### 本文抜粋
日本酒文化を学びおしゃれに日本酒を楽しむ酒にまつわる大人の嗜み講座『夏を彩る江戸っ子の肴』を開催!

日本の酒情報館で飯野亮一先生の話を肴に季節の美酒を堪能

日本酒造組合中央会のプレスリリース

江戸の食文化史の第一人者のひとりである飯野亮一先生

全国約1,600の酒類(日本酒、本格焼酎・泡盛、本みりん)メーカーが所属する日本酒業界最大の団体である日本酒造組合中央会(以下、中央会)は、國酒の魅力に直接触れて知ることができる「日本の酒情報館(以下、情報館)」を企画・運営。日本酒の魅力やトレンドをより多くの方に知っていただこうと、随時、情報発信をしています。

情報館では日本酒を歴史・文化とともに楽しんでいただくご提案をしています。その一環として、現在に続く日本酒文化の基本と言われる江戸の食文化とその文化背景を学ぶ『酒にまつわる大人の嗜み講座』を開催いたしました。

### データ抜粋

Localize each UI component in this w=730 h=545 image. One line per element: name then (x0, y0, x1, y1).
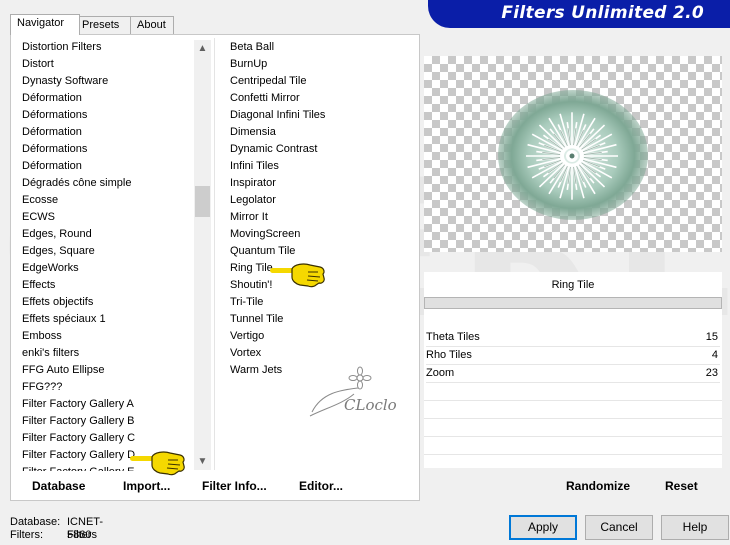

### 演習問題
A) 日本酒講座の告知文のうち、「日本の酒情報館で飯野亮一先生の話を肴に季節の美酒を堪能」から「み講座』を開催いたしました。」までの範囲を、一字一句変えずに出力せよ。
B) 日本酒講座の告知文の要旨を2文で述べよ。
C) 日本酒講座の告知文に基づき、次の問いに答えよ。
(i) 日本酒造組合中央会に所属する酒類メーカーはおよそいくつか。
(ii) 飯野亮一先生はどのような人物として紹介されているか。
(iii) 『酒にまつわる大人の嗜み講座』で学ぶ内容は何か。

### 解答例
A)
日本の酒情報館で飯野亮一先生の話を肴に季節の美酒を堪能

日本酒造組合中央会のプレスリリース

江戸の食文化史の第一人者のひとりである飯野亮一先生

全国約1,600の酒類(日本酒、本格焼酎・泡盛、本みりん)メーカーが所属する日本酒業界最大の団体である日本酒造組合中央会(以下、中央会)は、國酒の魅力に直接触れて知ることができる「日本の酒情報館(以下、情報館)」を企画・運営。日本酒の魅力やトレンドをより多くの方に知っていただこうと、随時、情報発信をしています。

情報館では日本酒を歴史・文化とともに楽しんでいただくご提案をしています。その一環として、現在に続く日本酒文化の基本と言われる江戸の食文化とその文化背景を学ぶ『酒にまつわる大人の嗜み講座』を開催いたしました。

B) 日本酒造組合中央会は、全国約1,600の酒類メーカーが所属する日本酒業界最大の団体であり、國酒の魅力に直接触れて知ることができる「日本の酒情報館」を企画・運営している。情報館では、現在に続く日本酒文化の基本とされる江戸の食文化とその文化背景を学ぶ『酒にまつわる大人の嗜み講座』が開催された。

C)
(i) 約1,600
(ii) 江戸の食文化史の第一人者のひとり
(iii) 江戸の食文化とその文化背景